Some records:
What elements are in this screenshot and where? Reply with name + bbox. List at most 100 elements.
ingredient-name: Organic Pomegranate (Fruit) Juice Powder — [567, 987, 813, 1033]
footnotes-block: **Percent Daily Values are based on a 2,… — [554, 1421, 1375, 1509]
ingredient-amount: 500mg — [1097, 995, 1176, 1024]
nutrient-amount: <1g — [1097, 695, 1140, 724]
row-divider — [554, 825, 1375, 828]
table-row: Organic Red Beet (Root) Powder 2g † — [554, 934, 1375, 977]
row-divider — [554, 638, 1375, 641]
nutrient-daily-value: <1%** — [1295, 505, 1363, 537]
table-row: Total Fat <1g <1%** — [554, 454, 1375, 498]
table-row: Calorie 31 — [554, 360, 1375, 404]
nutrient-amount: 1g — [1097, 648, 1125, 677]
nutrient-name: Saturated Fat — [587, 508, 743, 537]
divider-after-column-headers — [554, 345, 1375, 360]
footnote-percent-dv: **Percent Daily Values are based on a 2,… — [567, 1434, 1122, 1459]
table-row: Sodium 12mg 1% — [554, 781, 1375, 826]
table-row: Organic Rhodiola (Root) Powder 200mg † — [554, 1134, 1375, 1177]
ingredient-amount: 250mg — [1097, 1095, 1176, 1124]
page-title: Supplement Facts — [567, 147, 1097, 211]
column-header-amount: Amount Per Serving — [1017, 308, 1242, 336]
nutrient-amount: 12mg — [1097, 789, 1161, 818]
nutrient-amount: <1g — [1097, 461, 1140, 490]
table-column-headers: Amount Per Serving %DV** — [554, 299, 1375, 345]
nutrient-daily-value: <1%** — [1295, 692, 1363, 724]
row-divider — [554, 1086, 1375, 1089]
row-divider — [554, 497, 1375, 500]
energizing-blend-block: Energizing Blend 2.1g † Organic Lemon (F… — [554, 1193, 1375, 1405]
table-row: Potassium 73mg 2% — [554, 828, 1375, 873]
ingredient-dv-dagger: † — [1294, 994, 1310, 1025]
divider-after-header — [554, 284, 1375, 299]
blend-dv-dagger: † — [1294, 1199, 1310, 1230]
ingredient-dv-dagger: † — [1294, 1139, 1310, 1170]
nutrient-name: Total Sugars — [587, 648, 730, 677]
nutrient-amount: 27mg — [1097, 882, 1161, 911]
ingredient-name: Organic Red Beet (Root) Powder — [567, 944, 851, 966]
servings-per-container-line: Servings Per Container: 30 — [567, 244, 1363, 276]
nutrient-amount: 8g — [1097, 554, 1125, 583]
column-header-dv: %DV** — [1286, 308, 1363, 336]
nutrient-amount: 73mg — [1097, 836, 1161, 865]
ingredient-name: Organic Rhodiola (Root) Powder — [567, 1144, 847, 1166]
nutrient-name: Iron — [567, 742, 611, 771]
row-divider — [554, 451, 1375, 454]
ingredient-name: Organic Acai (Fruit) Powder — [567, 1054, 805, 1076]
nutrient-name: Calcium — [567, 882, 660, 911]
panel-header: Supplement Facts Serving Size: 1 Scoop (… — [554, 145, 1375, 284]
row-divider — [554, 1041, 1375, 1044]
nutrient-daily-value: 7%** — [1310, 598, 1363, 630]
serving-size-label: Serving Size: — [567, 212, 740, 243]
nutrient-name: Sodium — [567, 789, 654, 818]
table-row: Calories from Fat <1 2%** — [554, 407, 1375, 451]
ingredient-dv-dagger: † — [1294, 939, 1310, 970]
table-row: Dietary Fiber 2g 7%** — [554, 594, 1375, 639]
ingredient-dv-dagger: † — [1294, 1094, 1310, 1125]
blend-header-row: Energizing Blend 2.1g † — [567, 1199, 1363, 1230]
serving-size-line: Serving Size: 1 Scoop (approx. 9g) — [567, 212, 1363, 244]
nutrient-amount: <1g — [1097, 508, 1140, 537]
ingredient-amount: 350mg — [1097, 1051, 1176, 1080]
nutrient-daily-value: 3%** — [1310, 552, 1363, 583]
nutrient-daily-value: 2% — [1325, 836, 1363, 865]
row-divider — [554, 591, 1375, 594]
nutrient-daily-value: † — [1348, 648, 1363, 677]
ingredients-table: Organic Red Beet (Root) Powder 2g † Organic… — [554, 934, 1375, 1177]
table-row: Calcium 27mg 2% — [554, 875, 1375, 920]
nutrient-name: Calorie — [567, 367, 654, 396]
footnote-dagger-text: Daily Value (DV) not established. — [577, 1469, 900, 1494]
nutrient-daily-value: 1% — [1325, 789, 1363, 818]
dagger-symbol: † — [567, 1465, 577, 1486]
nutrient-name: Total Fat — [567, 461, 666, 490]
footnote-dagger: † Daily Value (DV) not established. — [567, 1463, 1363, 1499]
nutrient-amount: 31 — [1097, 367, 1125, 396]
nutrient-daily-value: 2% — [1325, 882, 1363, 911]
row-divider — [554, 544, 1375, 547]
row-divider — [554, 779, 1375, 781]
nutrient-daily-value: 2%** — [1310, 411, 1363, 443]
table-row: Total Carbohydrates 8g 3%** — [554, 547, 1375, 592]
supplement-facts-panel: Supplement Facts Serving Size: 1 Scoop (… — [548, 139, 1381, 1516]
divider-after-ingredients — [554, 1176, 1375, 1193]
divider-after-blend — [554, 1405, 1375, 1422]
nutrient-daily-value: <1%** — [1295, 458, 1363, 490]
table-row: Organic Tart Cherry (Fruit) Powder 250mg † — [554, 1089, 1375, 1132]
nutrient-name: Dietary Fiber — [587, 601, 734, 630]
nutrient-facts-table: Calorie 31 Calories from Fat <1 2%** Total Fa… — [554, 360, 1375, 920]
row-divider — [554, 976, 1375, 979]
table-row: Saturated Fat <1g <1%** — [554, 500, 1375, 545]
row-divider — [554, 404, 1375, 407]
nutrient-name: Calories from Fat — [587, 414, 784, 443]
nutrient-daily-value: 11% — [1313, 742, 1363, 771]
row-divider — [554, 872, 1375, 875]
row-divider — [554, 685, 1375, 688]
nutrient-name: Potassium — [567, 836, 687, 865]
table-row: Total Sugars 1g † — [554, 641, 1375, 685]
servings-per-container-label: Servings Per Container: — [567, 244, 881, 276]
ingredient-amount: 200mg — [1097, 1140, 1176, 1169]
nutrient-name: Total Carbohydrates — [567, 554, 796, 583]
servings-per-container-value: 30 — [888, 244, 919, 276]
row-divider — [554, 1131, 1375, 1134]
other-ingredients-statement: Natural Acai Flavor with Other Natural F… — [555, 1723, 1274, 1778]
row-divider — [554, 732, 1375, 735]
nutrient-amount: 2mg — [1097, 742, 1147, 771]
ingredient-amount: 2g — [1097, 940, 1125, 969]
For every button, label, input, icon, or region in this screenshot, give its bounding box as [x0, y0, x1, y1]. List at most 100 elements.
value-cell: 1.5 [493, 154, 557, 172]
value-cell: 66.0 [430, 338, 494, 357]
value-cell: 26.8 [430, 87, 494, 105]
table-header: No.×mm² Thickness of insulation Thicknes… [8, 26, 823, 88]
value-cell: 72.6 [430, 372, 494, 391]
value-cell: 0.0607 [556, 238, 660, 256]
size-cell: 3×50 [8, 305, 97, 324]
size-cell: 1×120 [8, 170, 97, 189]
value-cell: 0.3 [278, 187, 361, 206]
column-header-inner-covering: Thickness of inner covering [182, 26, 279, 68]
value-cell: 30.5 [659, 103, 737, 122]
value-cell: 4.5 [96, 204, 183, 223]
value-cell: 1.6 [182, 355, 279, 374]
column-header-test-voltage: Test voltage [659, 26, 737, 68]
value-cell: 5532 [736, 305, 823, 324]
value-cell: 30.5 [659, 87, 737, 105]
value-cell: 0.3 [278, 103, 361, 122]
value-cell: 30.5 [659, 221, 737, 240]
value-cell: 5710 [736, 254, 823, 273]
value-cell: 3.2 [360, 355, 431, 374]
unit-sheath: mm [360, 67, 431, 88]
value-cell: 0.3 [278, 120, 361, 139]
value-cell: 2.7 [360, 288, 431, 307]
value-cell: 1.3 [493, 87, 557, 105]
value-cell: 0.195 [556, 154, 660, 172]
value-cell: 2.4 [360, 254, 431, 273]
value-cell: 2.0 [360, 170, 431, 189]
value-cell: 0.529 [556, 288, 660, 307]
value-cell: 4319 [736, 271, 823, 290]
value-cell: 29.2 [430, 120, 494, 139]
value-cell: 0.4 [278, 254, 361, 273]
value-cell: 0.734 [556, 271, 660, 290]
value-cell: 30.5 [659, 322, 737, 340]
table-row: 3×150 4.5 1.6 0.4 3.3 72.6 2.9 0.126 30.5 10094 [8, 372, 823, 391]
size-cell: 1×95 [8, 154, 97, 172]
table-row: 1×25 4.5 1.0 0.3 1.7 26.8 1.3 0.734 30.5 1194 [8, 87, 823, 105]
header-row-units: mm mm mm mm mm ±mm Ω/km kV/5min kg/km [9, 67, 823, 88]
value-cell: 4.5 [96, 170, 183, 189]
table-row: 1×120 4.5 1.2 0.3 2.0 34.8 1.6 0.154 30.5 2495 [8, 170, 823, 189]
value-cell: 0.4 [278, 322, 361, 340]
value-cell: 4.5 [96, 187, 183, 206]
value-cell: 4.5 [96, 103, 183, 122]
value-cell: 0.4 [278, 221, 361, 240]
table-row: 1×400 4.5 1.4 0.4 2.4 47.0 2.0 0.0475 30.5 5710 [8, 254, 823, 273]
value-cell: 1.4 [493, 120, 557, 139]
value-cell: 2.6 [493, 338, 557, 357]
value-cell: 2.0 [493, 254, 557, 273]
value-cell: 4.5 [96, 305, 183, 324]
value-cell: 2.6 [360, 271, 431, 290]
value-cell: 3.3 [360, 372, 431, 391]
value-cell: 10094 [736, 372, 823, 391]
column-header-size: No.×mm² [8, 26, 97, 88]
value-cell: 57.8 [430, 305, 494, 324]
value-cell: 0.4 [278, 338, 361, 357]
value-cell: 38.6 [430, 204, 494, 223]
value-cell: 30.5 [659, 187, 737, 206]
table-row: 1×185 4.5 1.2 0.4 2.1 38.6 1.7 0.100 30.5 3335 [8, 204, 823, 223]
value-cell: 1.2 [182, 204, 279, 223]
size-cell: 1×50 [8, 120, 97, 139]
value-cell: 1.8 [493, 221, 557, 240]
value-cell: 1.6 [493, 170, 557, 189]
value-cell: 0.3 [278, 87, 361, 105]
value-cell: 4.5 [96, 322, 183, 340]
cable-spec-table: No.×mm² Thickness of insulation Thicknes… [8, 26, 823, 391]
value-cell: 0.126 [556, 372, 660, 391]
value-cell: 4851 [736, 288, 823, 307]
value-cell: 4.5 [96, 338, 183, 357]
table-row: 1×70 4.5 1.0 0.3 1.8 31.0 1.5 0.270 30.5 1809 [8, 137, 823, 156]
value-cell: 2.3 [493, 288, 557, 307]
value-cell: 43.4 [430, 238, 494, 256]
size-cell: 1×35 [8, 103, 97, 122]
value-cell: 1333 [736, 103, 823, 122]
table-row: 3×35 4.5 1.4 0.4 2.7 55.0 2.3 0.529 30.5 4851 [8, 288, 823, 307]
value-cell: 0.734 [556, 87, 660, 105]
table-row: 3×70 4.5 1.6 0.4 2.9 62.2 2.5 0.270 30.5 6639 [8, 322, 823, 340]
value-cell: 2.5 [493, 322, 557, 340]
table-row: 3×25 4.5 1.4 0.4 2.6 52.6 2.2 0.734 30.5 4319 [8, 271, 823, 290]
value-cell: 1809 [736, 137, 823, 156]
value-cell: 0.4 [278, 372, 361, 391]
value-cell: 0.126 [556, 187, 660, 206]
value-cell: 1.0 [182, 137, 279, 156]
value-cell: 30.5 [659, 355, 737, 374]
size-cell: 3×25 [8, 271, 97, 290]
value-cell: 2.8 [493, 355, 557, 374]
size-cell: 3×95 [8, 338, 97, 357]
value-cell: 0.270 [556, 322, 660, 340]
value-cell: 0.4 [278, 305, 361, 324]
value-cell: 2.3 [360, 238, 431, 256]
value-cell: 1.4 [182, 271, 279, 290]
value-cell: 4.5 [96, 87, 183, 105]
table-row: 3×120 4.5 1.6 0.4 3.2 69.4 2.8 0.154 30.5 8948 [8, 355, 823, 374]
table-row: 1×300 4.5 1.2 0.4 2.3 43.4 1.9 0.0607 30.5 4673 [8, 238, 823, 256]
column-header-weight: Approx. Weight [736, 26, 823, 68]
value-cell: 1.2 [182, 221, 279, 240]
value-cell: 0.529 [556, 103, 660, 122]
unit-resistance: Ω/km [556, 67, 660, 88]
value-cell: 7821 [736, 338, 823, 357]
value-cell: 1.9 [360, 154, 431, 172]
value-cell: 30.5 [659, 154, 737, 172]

§ **Exercise objective**: Reproduce the material starting at its first line and ending at the line that contains "row-divider — [554, 638, 1375, 641]", substituting "450mg" for "500mg" and changing nothing else.

§ **Output for this exercise**:
What elements are in this screenshot and where? Reply with name + bbox. List at most 100 elements.
ingredient-name: Organic Pomegranate (Fruit) Juice Powder — [567, 987, 813, 1033]
footnotes-block: **Percent Daily Values are based on a 2,… — [554, 1421, 1375, 1509]
ingredient-amount: 450mg — [1097, 995, 1176, 1024]
nutrient-amount: <1g — [1097, 695, 1140, 724]
row-divider — [554, 825, 1375, 828]
table-row: Organic Red Beet (Root) Powder 2g † — [554, 934, 1375, 977]
row-divider — [554, 638, 1375, 641]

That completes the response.